(Saved entries)
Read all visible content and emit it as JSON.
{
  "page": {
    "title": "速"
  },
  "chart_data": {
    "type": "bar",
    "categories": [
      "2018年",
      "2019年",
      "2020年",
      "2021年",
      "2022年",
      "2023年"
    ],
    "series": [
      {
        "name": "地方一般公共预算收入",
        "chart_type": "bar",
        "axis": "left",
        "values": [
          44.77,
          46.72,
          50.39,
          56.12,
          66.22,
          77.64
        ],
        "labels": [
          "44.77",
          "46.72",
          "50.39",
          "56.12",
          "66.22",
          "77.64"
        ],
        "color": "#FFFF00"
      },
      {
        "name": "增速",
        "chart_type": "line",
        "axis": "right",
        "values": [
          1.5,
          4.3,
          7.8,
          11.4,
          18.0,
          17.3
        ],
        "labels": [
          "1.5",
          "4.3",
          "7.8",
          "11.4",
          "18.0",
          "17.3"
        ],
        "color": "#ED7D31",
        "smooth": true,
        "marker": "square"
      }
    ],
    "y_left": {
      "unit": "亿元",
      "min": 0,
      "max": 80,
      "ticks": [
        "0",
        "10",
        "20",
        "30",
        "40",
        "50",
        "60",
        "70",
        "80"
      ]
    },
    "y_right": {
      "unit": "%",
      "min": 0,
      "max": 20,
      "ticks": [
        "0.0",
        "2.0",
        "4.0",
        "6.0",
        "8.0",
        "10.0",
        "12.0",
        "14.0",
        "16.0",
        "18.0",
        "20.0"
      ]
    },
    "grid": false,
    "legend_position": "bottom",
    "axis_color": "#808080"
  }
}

## Task to carry out
Every line of the records above needs to be given again exactly.

## Expected answer
Read all visible content and emit it as JSON.
{
  "page": {
    "title": "速"
  },
  "chart_data": {
    "type": "bar",
    "categories": [
      "2018年",
      "2019年",
      "2020年",
      "2021年",
      "2022年",
      "2023年"
    ],
    "series": [
      {
        "name": "地方一般公共预算收入",
        "chart_type": "bar",
        "axis": "left",
        "values": [
          44.77,
          46.72,
          50.39,
          56.12,
          66.22,
          77.64
        ],
        "labels": [
          "44.77",
          "46.72",
          "50.39",
          "56.12",
          "66.22",
          "77.64"
        ],
        "color": "#FFFF00"
      },
      {
        "name": "增速",
        "chart_type": "line",
        "axis": "right",
        "values": [
          1.5,
          4.3,
          7.8,
          11.4,
          18.0,
          17.3
        ],
        "labels": [
          "1.5",
          "4.3",
          "7.8",
          "11.4",
          "18.0",
          "17.3"
        ],
        "color": "#ED7D31",
        "smooth": true,
        "marker": "square"
      }
    ],
    "y_left": {
      "unit": "亿元",
      "min": 0,
      "max": 80,
      "ticks": [
        "0",
        "10",
        "20",
        "30",
        "40",
        "50",
        "60",
        "70",
        "80"
      ]
    },
    "y_right": {
      "unit": "%",
      "min": 0,
      "max": 20,
      "ticks": [
        "0.0",
        "2.0",
        "4.0",
        "6.0",
        "8.0",
        "10.0",
        "12.0",
        "14.0",
        "16.0",
        "18.0",
        "20.0"
      ]
    },
    "grid": false,
    "legend_position": "bottom",
    "axis_color": "#808080"
  }
}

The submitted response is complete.